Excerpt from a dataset
━━━━━━━━━━━━━━━━

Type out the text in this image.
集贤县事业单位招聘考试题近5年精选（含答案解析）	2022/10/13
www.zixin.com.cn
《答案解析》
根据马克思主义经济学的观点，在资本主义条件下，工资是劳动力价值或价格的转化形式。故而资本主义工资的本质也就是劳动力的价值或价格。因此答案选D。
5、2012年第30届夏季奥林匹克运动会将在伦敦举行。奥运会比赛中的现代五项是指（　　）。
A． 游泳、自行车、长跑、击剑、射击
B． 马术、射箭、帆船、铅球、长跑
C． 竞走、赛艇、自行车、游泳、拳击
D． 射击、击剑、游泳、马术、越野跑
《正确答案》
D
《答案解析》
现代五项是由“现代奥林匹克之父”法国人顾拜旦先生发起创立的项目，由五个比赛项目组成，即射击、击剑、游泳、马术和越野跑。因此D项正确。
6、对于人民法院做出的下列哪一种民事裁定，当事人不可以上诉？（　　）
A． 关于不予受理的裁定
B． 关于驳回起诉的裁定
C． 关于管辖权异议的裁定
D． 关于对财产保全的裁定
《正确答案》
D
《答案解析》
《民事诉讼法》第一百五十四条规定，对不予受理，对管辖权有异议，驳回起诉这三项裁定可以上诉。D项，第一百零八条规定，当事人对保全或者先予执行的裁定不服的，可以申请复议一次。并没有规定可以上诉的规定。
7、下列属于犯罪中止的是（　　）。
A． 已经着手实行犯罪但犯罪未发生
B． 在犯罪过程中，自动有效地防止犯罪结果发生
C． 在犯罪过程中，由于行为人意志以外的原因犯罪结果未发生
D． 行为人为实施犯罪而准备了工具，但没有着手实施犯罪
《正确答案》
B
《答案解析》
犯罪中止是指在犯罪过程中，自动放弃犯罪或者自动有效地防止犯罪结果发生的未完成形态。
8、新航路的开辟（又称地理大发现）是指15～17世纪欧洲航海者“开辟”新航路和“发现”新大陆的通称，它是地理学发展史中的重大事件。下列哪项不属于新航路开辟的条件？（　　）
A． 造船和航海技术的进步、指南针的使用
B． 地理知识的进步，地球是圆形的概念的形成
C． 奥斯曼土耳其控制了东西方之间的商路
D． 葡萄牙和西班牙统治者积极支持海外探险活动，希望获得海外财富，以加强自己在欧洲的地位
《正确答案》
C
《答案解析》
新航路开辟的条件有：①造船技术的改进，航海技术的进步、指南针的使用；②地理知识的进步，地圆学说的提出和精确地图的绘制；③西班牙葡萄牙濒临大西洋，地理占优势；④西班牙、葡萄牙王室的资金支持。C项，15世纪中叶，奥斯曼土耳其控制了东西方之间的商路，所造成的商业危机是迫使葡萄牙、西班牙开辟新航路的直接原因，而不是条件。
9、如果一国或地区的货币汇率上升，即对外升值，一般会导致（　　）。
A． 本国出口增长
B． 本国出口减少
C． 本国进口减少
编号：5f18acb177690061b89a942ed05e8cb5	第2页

━━━━━━━━━━━━━━━━

WHAT IS ASKED — Copy all lines from the material that include "奥斯曼土耳其控制了东西方之间的商路".

ANSWER TO THE TASK —
C． 奥斯曼土耳其控制了东西方之间的商路
新航路开辟的条件有：①造船技术的改进，航海技术的进步、指南针的使用；②地理知识的进步，地圆学说的提出和精确地图的绘制；③西班牙葡萄牙濒临大西洋，地理占优势；④西班牙、葡萄牙王室的资金支持。C项，15世纪中叶，奥斯曼土耳其控制了东西方之间的商路，所造成的商业危机是迫使葡萄牙、西班牙开辟新航路的直接原因，而不是条件。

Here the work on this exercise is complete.